Data entries:
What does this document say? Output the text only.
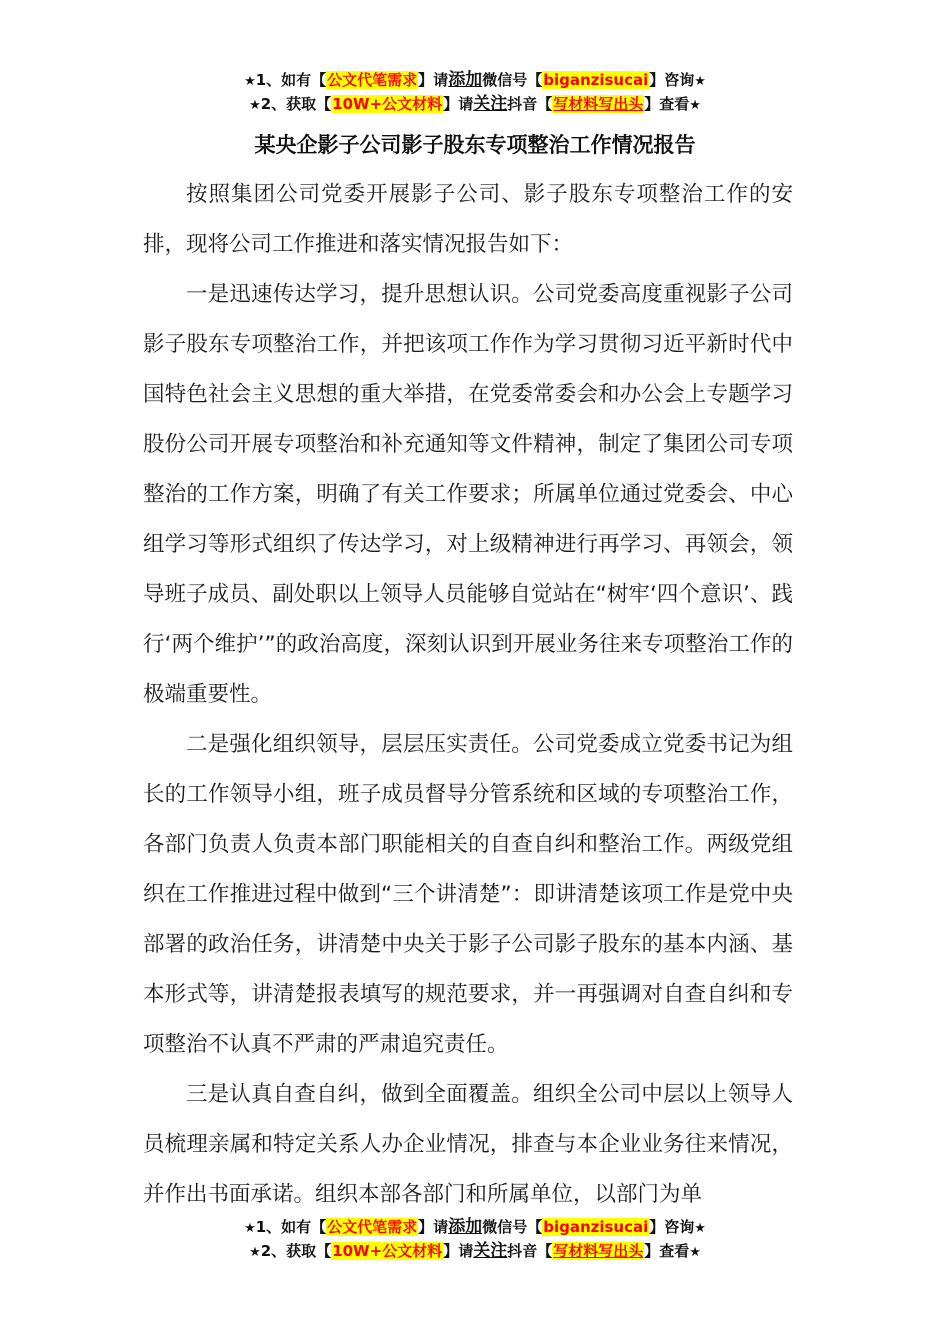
★1、如有【公文代笔需求】请添加微信号【biganzisucai】咨询★
★2、获取【10W+公文材料】请关注抖音【写材料写出头】查看★
某央企影子公司影子股东专项整治工作情况报告

按照集团公司党委开展影子公司、影子股东专项整治工作的安排，现将公司工作推进和落实情况报告如下：

一是迅速传达学习，提升思想认识。公司党委高度重视影子公司影子股东专项整治工作，并把该项工作作为学习贯彻习近平新时代中国特色社会主义思想的重大举措，在党委常委会和办公会上专题学习股份公司开展专项整治和补充通知等文件精神，制定了集团公司专项整治的工作方案，明确了有关工作要求；所属单位通过党委会、中心组学习等形式组织了传达学习，对上级精神进行再学习、再领会，领导班子成员、副处职以上领导人员能够自觉站在“树牢‘四个意识’、践行‘两个维护’”的政治高度，深刻认识到开展业务往来专项整治工作的极端重要性。

二是强化组织领导，层层压实责任。公司党委成立党委书记为组长的工作领导小组，班子成员督导分管系统和区域的专项整治工作，各部门负责人负责本部门职能相关的自查自纠和整治工作。两级党组织在工作推进过程中做到“三个讲清楚”：即讲清楚该项工作是党中央部署的政治任务，讲清楚中央关于影子公司影子股东的基本内涵、基本形式等，讲清楚报表填写的规范要求，并一再强调对自查自纠和专项整治不认真不严肃的严肃追究责任。

三是认真自查自纠，做到全面覆盖。组织全公司中层以上领导人员梳理亲属和特定关系人办企业情况，排查与本企业业务往来情况，并作出书面承诺。组织本部各部门和所属单位，以部门为单

★1、如有【公文代笔需求】请添加微信号【biganzisucai】咨询★
★2、获取【10W+公文材料】请关注抖音【写材料写出头】查看★
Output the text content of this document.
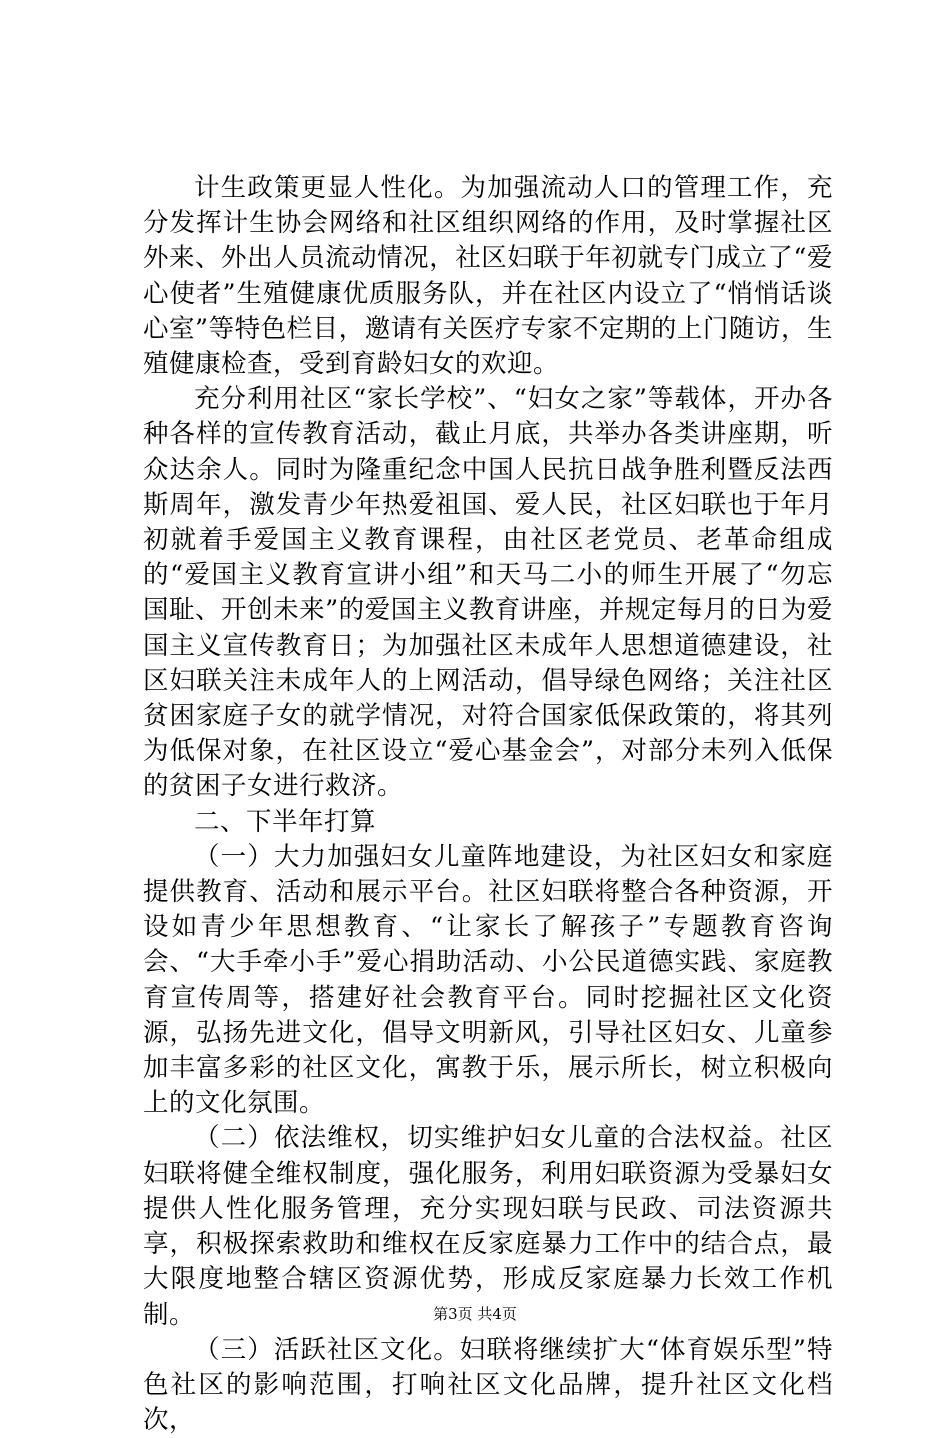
计生政策更显人性化。为加强流动人口的管理工作，充分发挥计生协会网络和社区组织网络的作用，及时掌握社区外来、外出人员流动情况，社区妇联于年初就专门成立了“爱心使者”生殖健康优质服务队，并在社区内设立了“悄悄话谈心室”等特色栏目，邀请有关医疗专家不定期的上门随访，生殖健康检查，受到育龄妇女的欢迎。

充分利用社区“家长学校”、“妇女之家”等载体，开办各种各样的宣传教育活动，截止月底，共举办各类讲座期，听众达余人。同时为隆重纪念中国人民抗日战争胜利暨反法西斯周年，激发青少年热爱祖国、爱人民，社区妇联也于年月初就着手爱国主义教育课程，由社区老党员、老革命组成的“爱国主义教育宣讲小组”和天马二小的师生开展了“勿忘国耻、开创未来”的爱国主义教育讲座，并规定每月的日为爱国主义宣传教育日；为加强社区未成年人思想道德建设，社区妇联关注未成年人的上网活动，倡导绿色网络；关注社区贫困家庭子女的就学情况，对符合国家低保政策的，将其列为低保对象，在社区设立“爱心基金会”，对部分未列入低保的贫困子女进行救济。

二、下半年打算

（一）大力加强妇女儿童阵地建设，为社区妇女和家庭提供教育、活动和展示平台。社区妇联将整合各种资源，开设如青少年思想教育、“让家长了解孩子”专题教育咨询会、“大手牵小手”爱心捐助活动、小公民道德实践、家庭教育宣传周等，搭建好社会教育平台。同时挖掘社区文化资源，弘扬先进文化，倡导文明新风，引导社区妇女、儿童参加丰富多彩的社区文化，寓教于乐，展示所长，树立积极向上的文化氛围。

（二）依法维权，切实维护妇女儿童的合法权益。社区妇联将健全维权制度，强化服务，利用妇联资源为受暴妇女提供人性化服务管理，充分实现妇联与民政、司法资源共享，积极探索救助和维权在反家庭暴力工作中的结合点，最大限度地整合辖区资源优势，形成反家庭暴力长效工作机制。

（三）活跃社区文化。妇联将继续扩大“体育娱乐型”特色社区的影响范围，打响社区文化品牌，提升社区文化档次，

第3页 共4页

* REQUEST *
Go through the records above, find every line with the word "Output", and list those lines.

* THE RESPONSE *
What does this document say? Output the text only.
Output the text content of this document.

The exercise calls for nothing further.